* [To do]:
Write the data out again exactly, with no pictures.

------ Provided records ------

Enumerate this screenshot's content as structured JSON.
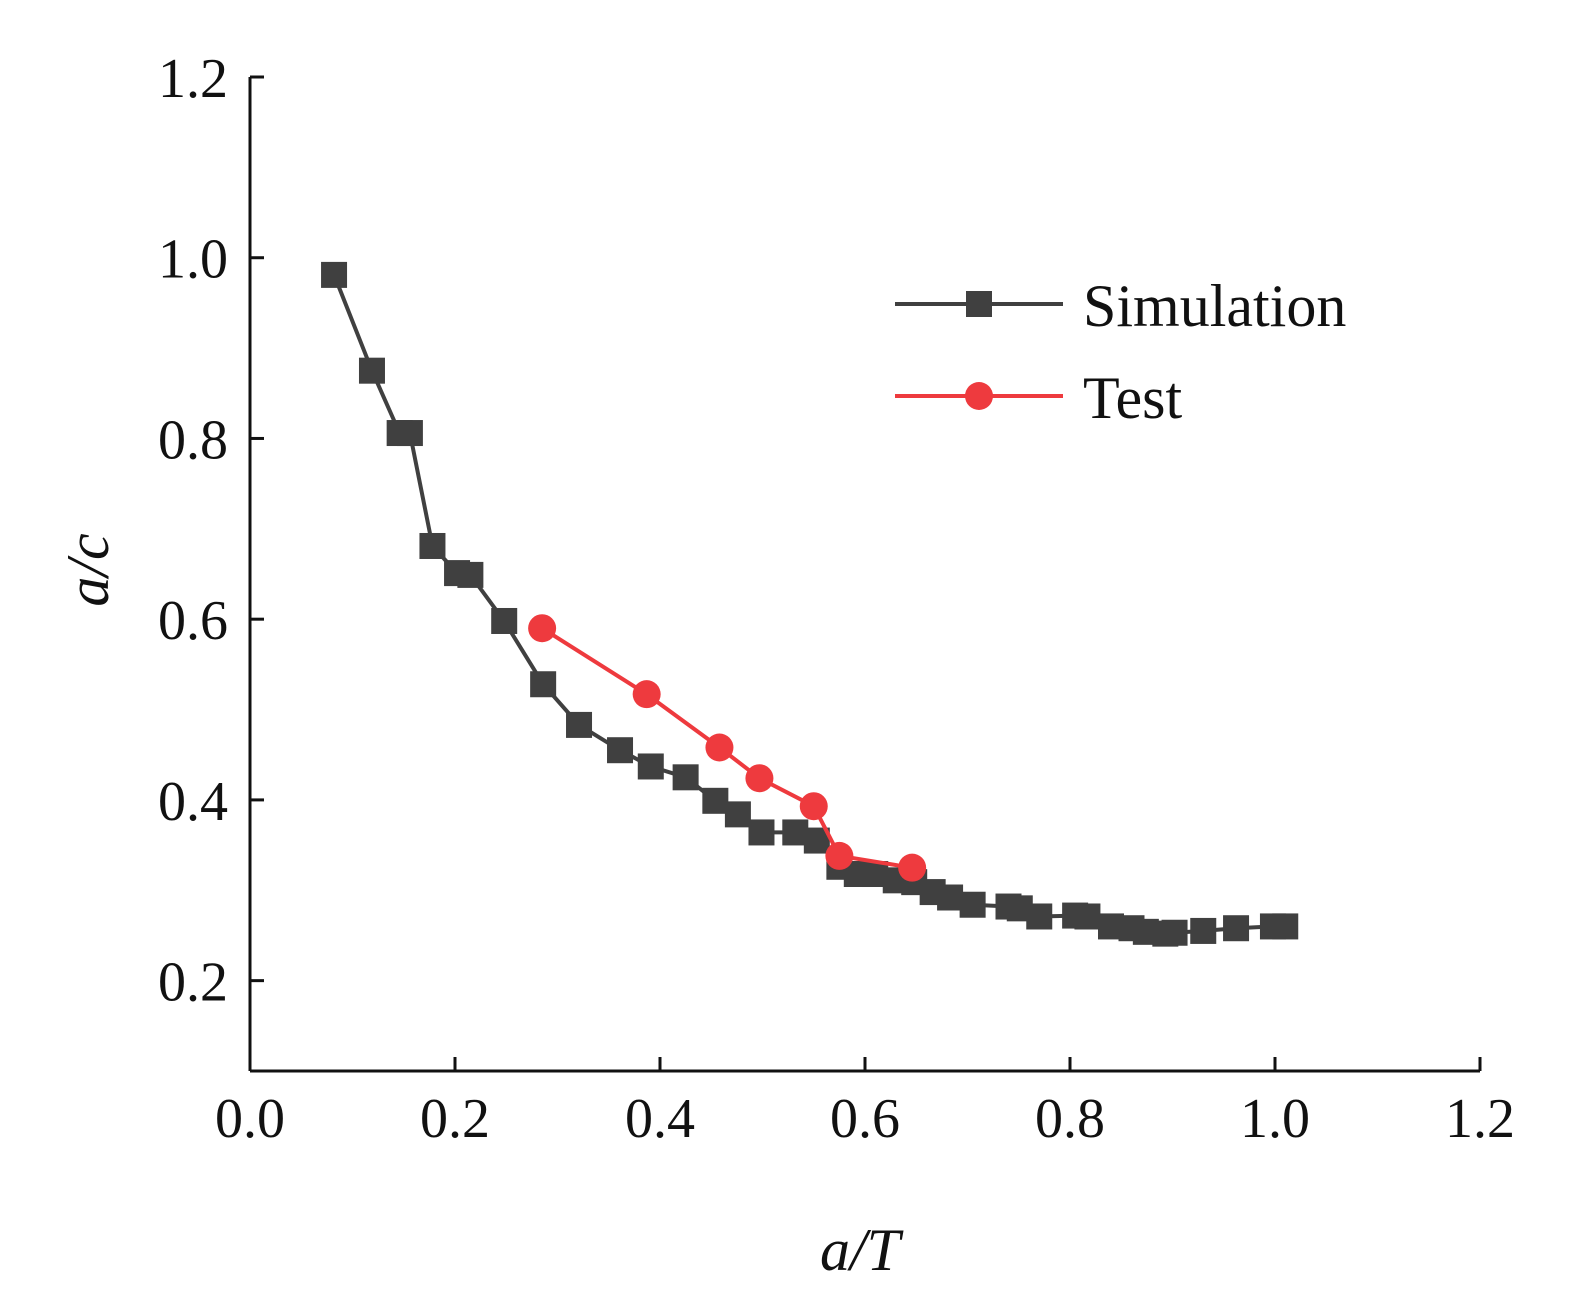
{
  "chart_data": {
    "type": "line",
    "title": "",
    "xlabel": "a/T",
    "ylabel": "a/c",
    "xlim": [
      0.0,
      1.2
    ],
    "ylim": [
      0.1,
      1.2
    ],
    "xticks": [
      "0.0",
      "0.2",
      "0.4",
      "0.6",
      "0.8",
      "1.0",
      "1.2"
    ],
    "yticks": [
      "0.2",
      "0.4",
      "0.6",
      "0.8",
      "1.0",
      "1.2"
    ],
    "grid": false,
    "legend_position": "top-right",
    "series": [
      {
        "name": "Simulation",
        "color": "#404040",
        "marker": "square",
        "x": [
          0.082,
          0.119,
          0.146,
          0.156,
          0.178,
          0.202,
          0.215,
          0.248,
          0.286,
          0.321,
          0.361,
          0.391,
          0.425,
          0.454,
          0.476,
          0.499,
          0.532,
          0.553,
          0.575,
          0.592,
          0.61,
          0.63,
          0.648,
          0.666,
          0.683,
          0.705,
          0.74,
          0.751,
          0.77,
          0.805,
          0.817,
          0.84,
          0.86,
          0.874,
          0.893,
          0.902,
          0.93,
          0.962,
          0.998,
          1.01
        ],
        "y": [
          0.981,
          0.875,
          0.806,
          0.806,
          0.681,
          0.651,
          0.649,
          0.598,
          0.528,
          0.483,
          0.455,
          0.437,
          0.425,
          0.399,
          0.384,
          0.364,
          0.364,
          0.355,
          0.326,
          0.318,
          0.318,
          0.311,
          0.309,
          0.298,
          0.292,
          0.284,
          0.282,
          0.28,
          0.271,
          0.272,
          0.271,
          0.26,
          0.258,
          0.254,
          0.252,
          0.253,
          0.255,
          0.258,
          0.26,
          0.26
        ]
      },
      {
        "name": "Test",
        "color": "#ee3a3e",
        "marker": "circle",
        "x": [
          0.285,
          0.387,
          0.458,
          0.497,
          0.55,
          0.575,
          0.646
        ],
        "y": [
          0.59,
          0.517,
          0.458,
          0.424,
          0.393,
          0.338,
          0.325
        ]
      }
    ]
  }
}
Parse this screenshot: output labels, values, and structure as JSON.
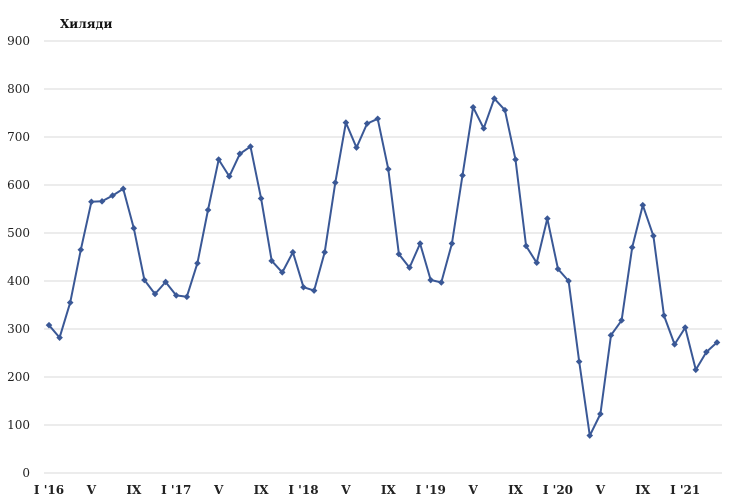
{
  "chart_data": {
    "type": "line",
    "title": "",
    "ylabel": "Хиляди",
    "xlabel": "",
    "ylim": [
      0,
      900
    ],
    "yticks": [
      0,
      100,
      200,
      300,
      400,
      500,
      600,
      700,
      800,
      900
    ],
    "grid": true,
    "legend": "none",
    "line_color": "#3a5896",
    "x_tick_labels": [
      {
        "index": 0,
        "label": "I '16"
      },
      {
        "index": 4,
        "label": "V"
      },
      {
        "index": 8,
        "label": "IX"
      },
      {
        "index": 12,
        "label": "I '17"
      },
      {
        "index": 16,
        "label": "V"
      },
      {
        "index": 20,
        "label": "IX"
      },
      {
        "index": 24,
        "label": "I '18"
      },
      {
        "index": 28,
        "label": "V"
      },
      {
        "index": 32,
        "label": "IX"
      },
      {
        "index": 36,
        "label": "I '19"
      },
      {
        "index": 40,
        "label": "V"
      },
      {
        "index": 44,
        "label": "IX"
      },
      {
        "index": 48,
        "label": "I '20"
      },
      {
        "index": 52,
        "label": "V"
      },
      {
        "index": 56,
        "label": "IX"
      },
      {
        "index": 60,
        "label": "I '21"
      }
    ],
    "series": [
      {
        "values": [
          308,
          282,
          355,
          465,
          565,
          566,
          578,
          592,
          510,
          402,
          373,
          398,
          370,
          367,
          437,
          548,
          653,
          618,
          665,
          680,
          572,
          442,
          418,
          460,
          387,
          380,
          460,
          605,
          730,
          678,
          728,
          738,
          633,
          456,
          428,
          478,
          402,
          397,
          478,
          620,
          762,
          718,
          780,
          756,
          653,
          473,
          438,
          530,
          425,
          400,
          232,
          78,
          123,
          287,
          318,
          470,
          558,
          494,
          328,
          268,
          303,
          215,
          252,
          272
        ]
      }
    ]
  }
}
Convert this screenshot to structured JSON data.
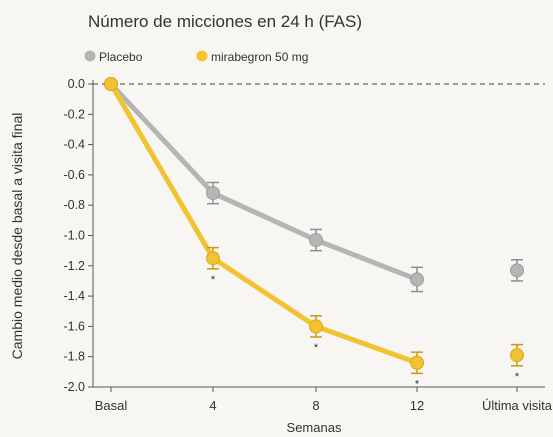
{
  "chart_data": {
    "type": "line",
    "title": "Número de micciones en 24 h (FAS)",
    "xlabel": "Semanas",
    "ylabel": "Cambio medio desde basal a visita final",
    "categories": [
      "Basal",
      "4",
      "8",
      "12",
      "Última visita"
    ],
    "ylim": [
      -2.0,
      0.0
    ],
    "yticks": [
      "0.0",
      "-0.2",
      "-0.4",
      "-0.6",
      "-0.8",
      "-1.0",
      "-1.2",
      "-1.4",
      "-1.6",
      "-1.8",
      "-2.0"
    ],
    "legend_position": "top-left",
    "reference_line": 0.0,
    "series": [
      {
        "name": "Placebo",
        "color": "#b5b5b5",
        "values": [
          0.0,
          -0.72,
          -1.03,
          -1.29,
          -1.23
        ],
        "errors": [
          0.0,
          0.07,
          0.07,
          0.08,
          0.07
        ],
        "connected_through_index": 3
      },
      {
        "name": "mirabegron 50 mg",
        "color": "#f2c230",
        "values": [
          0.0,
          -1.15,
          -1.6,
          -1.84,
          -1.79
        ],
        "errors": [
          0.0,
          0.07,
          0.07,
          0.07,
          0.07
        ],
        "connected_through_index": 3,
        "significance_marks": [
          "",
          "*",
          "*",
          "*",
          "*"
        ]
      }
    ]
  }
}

------

* [The output]:
Enumerate this screenshot's content as structured JSON.
{
  "chart_data": {
    "type": "line",
    "title": "",
    "xlabel": "a/T",
    "ylabel": "a/c",
    "xlim": [
      0.0,
      1.2
    ],
    "ylim": [
      0.1,
      1.2
    ],
    "xticks": [
      "0.0",
      "0.2",
      "0.4",
      "0.6",
      "0.8",
      "1.0",
      "1.2"
    ],
    "yticks": [
      "0.2",
      "0.4",
      "0.6",
      "0.8",
      "1.0",
      "1.2"
    ],
    "grid": false,
    "legend_position": "top-right",
    "series": [
      {
        "name": "Simulation",
        "color": "#404040",
        "marker": "square",
        "x": [
          0.082,
          0.119,
          0.146,
          0.156,
          0.178,
          0.202,
          0.215,
          0.248,
          0.286,
          0.321,
          0.361,
          0.391,
          0.425,
          0.454,
          0.476,
          0.499,
          0.532,
          0.553,
          0.575,
          0.592,
          0.61,
          0.63,
          0.648,
          0.666,
          0.683,
          0.705,
          0.74,
          0.751,
          0.77,
          0.805,
          0.817,
          0.84,
          0.86,
          0.874,
          0.893,
          0.902,
          0.93,
          0.962,
          0.998,
          1.01
        ],
        "y": [
          0.981,
          0.875,
          0.806,
          0.806,
          0.681,
          0.651,
          0.649,
          0.598,
          0.528,
          0.483,
          0.455,
          0.437,
          0.425,
          0.399,
          0.384,
          0.364,
          0.364,
          0.355,
          0.326,
          0.318,
          0.318,
          0.311,
          0.309,
          0.298,
          0.292,
          0.284,
          0.282,
          0.28,
          0.271,
          0.272,
          0.271,
          0.26,
          0.258,
          0.254,
          0.252,
          0.253,
          0.255,
          0.258,
          0.26,
          0.26
        ]
      },
      {
        "name": "Test",
        "color": "#ee3a3e",
        "marker": "circle",
        "x": [
          0.285,
          0.387,
          0.458,
          0.497,
          0.55,
          0.575,
          0.646
        ],
        "y": [
          0.59,
          0.517,
          0.458,
          0.424,
          0.393,
          0.338,
          0.325
        ]
      }
    ]
  }
}
Parse this screenshot: output labels, values, and structure as JSON.
{
  "chart_data": {
    "type": "line",
    "title": "",
    "ylabel": "Хиляди",
    "xlabel": "",
    "ylim": [
      0,
      900
    ],
    "yticks": [
      0,
      100,
      200,
      300,
      400,
      500,
      600,
      700,
      800,
      900
    ],
    "grid": true,
    "legend": "none",
    "line_color": "#3a5896",
    "x_tick_labels": [
      {
        "index": 0,
        "label": "I '16"
      },
      {
        "index": 4,
        "label": "V"
      },
      {
        "index": 8,
        "label": "IX"
      },
      {
        "index": 12,
        "label": "I '17"
      },
      {
        "index": 16,
        "label": "V"
      },
      {
        "index": 20,
        "label": "IX"
      },
      {
        "index": 24,
        "label": "I '18"
      },
      {
        "index": 28,
        "label": "V"
      },
      {
        "index": 32,
        "label": "IX"
      },
      {
        "index": 36,
        "label": "I '19"
      },
      {
        "index": 40,
        "label": "V"
      },
      {
        "index": 44,
        "label": "IX"
      },
      {
        "index": 48,
        "label": "I '20"
      },
      {
        "index": 52,
        "label": "V"
      },
      {
        "index": 56,
        "label": "IX"
      },
      {
        "index": 60,
        "label": "I '21"
      }
    ],
    "series": [
      {
        "values": [
          308,
          282,
          355,
          465,
          565,
          566,
          578,
          592,
          510,
          402,
          373,
          398,
          370,
          367,
          437,
          548,
          653,
          618,
          665,
          680,
          572,
          442,
          418,
          460,
          387,
          380,
          460,
          605,
          730,
          678,
          728,
          738,
          633,
          456,
          428,
          478,
          402,
          397,
          478,
          620,
          762,
          718,
          780,
          756,
          653,
          473,
          438,
          530,
          425,
          400,
          232,
          78,
          123,
          287,
          318,
          470,
          558,
          494,
          328,
          268,
          303,
          215,
          252,
          272
        ]
      }
    ]
  }
}
Convert this screenshot to structured JSON data.
{
  "chart_data": {
    "type": "line",
    "title": "Número de micciones en 24 h (FAS)",
    "xlabel": "Semanas",
    "ylabel": "Cambio medio desde basal a visita final",
    "categories": [
      "Basal",
      "4",
      "8",
      "12",
      "Última visita"
    ],
    "ylim": [
      -2.0,
      0.0
    ],
    "yticks": [
      "0.0",
      "-0.2",
      "-0.4",
      "-0.6",
      "-0.8",
      "-1.0",
      "-1.2",
      "-1.4",
      "-1.6",
      "-1.8",
      "-2.0"
    ],
    "legend_position": "top-left",
    "reference_line": 0.0,
    "series": [
      {
        "name": "Placebo",
        "color": "#b5b5b5",
        "values": [
          0.0,
          -0.72,
          -1.03,
          -1.29,
          -1.23
        ],
        "errors": [
          0.0,
          0.07,
          0.07,
          0.08,
          0.07
        ],
        "connected_through_index": 3
      },
      {
        "name": "mirabegron 50 mg",
        "color": "#f2c230",
        "values": [
          0.0,
          -1.15,
          -1.6,
          -1.84,
          -1.79
        ],
        "errors": [
          0.0,
          0.07,
          0.07,
          0.07,
          0.07
        ],
        "connected_through_index": 3,
        "significance_marks": [
          "",
          "*",
          "*",
          "*",
          "*"
        ]
      }
    ]
  }
}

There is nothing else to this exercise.